::: MATERIAL SUPPLIED :::

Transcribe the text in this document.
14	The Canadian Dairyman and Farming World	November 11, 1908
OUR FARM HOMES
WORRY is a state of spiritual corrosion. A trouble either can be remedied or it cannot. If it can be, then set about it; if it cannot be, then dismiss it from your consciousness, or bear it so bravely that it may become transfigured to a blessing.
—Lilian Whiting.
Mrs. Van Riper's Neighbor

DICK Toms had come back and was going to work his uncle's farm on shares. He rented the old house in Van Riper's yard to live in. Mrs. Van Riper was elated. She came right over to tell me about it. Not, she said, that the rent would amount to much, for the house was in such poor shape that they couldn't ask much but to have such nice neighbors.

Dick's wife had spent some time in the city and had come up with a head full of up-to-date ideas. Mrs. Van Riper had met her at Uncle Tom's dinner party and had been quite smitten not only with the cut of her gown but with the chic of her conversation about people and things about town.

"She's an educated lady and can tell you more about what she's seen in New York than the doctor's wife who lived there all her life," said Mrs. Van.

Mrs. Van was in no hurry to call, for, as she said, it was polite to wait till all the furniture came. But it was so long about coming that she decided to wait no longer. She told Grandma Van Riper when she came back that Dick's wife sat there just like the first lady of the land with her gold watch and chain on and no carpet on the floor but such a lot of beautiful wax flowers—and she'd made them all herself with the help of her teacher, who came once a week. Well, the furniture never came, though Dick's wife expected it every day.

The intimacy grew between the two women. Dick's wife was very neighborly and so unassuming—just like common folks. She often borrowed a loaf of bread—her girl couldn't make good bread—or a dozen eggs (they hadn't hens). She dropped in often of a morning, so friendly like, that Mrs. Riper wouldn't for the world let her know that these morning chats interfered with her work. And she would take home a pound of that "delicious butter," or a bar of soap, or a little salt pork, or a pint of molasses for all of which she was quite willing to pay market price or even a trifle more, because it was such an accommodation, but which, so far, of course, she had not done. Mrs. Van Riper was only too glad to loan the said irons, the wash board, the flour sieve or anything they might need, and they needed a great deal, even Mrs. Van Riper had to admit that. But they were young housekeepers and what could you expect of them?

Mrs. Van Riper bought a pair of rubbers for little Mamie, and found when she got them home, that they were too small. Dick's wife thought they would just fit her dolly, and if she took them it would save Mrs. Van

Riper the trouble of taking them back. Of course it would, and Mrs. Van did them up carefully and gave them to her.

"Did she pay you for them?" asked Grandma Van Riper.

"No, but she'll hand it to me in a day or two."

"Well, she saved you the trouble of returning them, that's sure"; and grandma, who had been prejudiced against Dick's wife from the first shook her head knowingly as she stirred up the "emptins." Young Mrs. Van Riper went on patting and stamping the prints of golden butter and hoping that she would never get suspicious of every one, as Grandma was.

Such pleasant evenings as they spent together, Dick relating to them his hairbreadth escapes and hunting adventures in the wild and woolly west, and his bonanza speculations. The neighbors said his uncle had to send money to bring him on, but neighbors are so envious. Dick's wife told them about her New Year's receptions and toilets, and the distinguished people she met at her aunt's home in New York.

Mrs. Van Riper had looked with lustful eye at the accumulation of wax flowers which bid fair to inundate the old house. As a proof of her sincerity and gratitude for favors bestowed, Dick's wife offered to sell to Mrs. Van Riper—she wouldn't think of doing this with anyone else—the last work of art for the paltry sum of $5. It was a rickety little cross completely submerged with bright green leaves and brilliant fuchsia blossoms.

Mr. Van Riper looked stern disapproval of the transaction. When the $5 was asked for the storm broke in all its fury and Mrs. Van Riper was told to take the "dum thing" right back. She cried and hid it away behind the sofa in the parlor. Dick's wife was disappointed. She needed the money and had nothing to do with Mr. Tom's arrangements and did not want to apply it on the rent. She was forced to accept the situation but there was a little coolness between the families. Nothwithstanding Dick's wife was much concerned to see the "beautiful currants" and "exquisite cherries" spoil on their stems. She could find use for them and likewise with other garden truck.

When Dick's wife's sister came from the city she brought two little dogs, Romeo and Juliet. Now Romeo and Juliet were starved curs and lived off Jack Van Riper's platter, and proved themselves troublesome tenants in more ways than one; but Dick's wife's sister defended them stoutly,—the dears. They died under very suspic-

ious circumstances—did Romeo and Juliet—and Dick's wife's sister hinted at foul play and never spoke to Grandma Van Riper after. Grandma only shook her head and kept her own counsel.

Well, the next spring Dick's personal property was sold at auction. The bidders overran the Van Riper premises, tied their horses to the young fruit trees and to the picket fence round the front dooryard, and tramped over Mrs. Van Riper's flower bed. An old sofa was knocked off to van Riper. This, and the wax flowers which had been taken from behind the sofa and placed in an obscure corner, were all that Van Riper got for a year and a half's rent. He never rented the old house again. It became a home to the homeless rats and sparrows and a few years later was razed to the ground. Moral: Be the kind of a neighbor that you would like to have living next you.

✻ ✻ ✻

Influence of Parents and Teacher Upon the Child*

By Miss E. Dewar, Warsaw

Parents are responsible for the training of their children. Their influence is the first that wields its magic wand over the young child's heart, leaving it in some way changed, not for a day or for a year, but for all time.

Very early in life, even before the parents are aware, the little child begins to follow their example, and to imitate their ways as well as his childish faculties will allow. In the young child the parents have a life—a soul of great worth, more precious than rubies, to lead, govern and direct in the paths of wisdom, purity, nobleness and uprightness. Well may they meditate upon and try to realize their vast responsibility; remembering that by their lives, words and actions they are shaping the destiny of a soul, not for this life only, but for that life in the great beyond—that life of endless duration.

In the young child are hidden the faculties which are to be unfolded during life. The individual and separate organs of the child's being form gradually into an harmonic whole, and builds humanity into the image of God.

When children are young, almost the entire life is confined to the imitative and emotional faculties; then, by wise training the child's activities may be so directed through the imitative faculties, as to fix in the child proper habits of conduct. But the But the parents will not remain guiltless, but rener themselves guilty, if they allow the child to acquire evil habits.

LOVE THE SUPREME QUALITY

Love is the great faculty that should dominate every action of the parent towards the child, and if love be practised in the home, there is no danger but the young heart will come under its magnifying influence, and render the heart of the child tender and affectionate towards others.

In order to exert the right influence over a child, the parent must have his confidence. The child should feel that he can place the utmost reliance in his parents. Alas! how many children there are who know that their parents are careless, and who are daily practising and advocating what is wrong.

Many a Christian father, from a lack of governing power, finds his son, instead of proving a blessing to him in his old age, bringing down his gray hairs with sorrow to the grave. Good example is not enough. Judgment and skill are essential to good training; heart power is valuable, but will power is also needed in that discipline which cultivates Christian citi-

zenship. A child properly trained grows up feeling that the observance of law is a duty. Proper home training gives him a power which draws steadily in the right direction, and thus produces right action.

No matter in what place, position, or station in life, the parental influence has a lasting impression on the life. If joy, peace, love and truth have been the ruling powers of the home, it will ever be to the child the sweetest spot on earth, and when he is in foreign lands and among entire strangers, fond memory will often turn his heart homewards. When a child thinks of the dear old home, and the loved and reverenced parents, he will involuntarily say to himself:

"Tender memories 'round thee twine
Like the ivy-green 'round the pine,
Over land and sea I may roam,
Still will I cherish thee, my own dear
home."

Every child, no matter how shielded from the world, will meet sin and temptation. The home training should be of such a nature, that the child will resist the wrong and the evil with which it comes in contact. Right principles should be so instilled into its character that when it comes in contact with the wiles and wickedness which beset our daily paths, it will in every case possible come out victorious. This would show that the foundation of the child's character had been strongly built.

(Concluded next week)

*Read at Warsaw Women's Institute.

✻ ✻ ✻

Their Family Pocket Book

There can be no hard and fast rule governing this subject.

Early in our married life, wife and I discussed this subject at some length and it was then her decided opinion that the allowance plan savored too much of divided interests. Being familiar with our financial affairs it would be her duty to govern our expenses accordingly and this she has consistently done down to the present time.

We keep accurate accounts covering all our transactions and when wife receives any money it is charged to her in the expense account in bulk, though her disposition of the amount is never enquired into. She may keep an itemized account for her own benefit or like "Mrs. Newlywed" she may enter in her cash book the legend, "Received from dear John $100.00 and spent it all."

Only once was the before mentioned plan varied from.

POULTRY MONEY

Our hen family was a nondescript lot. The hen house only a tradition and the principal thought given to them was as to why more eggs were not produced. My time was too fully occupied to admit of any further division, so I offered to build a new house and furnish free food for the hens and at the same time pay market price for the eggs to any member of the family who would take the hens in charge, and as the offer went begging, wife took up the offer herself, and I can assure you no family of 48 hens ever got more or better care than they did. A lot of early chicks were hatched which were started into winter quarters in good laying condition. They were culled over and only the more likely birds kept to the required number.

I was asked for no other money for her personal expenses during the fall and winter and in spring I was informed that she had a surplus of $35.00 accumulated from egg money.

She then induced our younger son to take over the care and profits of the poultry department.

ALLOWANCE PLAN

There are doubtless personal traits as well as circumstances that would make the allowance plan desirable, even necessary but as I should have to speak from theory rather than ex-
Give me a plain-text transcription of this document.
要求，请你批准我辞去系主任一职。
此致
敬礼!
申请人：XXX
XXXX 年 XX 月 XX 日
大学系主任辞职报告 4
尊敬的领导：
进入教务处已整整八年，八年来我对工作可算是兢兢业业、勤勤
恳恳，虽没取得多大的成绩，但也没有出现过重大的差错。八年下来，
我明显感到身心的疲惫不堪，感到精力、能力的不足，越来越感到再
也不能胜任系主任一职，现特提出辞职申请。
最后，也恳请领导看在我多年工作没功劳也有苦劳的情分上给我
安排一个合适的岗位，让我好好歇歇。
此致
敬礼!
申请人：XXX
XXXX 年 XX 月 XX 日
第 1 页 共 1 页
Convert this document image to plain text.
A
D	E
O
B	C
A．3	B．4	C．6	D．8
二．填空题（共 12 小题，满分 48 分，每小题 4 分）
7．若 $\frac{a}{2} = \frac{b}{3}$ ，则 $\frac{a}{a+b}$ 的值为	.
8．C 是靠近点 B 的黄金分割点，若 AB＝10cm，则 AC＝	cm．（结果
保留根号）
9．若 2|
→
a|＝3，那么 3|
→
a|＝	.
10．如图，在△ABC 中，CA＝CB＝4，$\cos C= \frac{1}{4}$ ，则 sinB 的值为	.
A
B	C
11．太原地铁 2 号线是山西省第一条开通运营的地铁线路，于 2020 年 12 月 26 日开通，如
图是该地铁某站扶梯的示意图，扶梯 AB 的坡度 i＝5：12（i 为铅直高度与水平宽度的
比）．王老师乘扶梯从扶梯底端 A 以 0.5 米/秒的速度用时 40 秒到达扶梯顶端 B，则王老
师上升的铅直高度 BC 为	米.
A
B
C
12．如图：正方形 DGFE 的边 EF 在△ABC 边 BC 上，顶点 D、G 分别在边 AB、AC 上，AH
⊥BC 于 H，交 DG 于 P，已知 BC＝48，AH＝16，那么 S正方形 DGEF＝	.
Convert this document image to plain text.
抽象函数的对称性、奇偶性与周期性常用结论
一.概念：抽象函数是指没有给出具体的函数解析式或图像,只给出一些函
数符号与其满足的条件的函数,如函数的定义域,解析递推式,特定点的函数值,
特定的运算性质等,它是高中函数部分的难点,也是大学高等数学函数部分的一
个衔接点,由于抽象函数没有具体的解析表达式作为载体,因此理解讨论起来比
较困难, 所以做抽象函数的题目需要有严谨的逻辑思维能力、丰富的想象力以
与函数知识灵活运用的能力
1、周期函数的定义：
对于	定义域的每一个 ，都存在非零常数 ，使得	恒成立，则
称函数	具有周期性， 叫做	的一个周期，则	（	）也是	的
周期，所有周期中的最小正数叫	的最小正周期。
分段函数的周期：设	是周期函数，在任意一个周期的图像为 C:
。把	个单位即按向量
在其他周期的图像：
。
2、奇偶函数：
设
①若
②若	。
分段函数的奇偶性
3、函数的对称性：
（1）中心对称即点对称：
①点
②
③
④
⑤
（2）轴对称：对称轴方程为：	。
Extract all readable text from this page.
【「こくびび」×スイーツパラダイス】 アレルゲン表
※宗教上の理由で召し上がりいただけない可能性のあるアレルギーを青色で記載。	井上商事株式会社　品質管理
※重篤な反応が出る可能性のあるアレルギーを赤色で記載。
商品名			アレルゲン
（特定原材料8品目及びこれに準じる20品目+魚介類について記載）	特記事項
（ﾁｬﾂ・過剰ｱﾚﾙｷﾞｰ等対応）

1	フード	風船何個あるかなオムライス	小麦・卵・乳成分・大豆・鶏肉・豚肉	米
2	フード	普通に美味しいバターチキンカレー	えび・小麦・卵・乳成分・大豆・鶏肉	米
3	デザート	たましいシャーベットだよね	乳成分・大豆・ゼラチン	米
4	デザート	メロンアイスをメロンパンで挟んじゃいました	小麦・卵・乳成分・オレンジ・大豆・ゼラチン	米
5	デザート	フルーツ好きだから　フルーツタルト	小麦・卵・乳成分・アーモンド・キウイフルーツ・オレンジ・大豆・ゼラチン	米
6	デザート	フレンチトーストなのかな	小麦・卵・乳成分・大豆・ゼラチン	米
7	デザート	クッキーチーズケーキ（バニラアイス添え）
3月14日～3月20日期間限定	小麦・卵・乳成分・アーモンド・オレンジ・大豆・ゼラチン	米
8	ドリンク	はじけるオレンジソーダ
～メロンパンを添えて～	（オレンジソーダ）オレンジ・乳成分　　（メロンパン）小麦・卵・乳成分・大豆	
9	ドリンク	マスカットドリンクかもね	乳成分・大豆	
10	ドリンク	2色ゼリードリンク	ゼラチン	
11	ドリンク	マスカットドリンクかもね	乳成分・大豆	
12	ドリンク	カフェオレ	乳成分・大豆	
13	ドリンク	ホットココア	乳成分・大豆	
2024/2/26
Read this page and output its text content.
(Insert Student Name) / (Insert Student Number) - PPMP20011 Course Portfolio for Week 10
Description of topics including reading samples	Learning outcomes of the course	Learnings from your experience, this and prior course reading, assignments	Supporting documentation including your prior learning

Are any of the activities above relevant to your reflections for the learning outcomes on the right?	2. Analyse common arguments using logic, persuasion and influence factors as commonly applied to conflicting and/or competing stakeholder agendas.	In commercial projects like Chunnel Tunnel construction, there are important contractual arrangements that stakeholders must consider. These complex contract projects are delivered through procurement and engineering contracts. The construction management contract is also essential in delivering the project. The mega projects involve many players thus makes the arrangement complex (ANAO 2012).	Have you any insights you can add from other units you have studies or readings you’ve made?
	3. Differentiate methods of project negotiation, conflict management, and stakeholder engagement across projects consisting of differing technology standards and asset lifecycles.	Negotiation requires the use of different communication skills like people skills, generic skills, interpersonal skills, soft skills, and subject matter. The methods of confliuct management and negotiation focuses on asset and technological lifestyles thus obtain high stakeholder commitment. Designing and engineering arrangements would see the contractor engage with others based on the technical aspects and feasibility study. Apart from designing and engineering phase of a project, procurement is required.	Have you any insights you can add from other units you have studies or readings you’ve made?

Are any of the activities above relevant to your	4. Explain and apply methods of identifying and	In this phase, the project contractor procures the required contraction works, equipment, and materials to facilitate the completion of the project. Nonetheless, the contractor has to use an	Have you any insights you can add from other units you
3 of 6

:::

WORK INSTRUCTIONS: State the number of lines in these entries that include the string "wouldn". Provide nothing beyond that number.

TASK RESULT: 2